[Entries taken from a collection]
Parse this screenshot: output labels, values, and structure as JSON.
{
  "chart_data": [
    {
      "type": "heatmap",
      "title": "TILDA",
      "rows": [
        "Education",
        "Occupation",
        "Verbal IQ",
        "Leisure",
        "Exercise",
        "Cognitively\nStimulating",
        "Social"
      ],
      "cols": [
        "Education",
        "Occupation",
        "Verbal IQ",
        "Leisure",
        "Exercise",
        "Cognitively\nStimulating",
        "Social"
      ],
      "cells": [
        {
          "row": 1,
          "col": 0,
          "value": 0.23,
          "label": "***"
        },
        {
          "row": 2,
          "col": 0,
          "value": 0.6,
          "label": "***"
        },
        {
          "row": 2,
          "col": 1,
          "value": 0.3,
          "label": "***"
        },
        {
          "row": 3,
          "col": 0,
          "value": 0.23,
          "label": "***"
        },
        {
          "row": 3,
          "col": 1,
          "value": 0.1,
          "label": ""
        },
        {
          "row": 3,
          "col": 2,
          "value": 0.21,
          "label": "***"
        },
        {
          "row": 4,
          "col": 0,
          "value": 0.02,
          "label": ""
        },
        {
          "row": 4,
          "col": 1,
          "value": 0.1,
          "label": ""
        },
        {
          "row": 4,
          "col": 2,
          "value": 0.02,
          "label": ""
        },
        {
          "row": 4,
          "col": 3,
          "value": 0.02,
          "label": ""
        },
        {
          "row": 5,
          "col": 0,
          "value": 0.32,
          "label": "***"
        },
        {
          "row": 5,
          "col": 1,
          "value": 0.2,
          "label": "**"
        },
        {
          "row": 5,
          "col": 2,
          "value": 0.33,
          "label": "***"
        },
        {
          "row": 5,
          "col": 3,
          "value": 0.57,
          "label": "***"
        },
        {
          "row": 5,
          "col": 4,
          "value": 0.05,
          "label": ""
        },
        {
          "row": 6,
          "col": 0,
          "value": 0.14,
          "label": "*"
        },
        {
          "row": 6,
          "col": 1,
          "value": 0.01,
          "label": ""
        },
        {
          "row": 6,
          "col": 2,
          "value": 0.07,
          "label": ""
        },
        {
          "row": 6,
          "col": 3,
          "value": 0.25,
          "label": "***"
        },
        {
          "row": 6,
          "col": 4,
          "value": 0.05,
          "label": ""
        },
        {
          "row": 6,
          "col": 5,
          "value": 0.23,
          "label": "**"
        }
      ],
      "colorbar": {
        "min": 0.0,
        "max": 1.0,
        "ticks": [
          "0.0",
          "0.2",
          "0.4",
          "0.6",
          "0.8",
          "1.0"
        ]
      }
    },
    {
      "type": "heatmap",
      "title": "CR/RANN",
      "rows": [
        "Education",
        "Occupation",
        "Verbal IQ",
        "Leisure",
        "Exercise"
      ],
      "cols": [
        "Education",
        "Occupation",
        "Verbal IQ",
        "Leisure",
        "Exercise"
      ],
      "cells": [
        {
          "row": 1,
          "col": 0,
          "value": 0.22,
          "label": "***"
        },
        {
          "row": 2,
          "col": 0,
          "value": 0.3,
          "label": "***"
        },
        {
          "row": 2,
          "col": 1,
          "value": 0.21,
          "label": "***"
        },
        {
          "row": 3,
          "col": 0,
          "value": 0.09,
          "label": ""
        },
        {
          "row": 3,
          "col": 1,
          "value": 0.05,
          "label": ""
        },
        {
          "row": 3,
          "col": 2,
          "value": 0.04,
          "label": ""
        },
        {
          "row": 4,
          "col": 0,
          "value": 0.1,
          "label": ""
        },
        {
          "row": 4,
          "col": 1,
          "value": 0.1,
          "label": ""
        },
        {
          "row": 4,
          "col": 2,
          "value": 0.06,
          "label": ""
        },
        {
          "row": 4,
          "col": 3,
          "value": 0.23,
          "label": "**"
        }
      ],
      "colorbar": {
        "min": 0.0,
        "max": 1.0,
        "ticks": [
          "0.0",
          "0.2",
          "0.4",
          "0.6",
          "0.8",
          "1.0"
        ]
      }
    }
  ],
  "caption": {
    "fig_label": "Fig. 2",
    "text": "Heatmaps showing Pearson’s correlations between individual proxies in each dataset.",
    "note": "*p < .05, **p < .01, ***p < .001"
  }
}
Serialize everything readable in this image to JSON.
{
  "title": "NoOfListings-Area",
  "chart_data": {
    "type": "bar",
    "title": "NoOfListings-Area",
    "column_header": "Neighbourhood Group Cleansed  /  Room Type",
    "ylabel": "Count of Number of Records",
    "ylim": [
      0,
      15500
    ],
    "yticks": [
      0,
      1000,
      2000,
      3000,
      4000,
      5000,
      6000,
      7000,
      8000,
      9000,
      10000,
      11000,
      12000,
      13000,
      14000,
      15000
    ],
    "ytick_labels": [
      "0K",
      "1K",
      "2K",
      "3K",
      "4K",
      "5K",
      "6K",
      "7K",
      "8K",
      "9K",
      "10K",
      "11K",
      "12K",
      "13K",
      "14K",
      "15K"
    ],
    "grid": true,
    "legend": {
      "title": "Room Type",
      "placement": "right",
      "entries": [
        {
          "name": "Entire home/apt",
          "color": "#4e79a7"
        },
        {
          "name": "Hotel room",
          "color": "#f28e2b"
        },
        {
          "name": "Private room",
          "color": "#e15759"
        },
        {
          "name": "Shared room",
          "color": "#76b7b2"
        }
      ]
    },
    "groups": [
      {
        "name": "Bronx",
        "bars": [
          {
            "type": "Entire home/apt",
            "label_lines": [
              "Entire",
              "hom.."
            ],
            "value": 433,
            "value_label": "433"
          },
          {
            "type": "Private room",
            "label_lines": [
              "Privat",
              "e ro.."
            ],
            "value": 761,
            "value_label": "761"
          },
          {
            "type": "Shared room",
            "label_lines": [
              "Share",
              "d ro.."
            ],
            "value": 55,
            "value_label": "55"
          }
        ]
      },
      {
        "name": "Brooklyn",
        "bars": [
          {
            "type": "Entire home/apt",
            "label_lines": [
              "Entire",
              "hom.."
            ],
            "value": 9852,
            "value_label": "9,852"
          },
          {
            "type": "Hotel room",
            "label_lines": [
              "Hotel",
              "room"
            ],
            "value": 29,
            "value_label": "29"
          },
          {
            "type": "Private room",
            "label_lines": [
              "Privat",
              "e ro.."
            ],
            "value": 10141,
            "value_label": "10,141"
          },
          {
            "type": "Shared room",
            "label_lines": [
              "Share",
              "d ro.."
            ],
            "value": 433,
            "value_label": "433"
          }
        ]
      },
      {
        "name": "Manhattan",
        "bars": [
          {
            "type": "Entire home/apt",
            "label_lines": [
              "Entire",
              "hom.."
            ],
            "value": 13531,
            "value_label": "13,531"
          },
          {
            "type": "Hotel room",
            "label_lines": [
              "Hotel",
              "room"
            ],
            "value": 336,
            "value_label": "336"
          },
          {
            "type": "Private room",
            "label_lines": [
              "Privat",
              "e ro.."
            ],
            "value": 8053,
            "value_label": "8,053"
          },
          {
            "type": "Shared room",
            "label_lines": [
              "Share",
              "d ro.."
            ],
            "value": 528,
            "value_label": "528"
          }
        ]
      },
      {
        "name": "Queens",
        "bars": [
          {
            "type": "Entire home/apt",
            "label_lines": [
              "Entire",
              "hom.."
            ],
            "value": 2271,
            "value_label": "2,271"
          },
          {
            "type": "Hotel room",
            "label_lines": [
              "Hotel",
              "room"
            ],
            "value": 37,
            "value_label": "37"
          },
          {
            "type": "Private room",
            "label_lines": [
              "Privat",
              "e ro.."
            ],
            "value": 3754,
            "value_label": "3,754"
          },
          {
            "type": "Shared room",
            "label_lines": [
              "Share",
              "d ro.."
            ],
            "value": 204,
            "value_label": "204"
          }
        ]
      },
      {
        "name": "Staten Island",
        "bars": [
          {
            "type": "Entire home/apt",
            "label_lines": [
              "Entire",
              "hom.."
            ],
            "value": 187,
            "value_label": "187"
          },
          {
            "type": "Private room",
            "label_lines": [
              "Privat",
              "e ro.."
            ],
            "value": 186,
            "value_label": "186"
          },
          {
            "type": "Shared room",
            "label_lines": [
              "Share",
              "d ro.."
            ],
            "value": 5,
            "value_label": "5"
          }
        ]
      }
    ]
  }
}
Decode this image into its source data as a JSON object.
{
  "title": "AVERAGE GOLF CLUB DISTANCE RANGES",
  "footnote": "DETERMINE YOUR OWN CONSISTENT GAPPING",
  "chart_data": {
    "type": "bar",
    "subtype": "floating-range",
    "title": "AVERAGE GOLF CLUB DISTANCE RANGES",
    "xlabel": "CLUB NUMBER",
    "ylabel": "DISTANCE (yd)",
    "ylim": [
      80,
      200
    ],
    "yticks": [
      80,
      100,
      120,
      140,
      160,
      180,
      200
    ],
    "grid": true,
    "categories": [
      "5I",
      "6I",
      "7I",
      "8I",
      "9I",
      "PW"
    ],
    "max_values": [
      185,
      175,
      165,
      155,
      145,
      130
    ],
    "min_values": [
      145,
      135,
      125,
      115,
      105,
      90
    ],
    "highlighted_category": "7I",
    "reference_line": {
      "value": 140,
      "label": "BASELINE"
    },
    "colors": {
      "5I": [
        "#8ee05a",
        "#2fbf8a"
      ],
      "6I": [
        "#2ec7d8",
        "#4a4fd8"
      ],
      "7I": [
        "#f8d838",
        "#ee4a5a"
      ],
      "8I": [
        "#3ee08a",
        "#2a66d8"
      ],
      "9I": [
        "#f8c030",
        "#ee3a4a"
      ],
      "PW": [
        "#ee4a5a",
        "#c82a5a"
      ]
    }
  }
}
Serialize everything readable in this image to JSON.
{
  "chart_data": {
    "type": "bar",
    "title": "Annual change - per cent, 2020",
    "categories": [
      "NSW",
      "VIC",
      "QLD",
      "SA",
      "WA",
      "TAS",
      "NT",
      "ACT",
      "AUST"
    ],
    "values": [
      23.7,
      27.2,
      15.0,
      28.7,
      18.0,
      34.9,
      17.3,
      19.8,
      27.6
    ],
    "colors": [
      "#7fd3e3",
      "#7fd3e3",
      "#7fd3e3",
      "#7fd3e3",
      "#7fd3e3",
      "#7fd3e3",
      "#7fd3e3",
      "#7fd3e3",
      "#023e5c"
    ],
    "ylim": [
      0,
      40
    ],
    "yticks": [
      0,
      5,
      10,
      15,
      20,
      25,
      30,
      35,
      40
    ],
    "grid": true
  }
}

» What you are asked to do:
Tally how many lines of the material contain the word "DISTANCE". The answer must be the number and nothing else.

» Full response:
3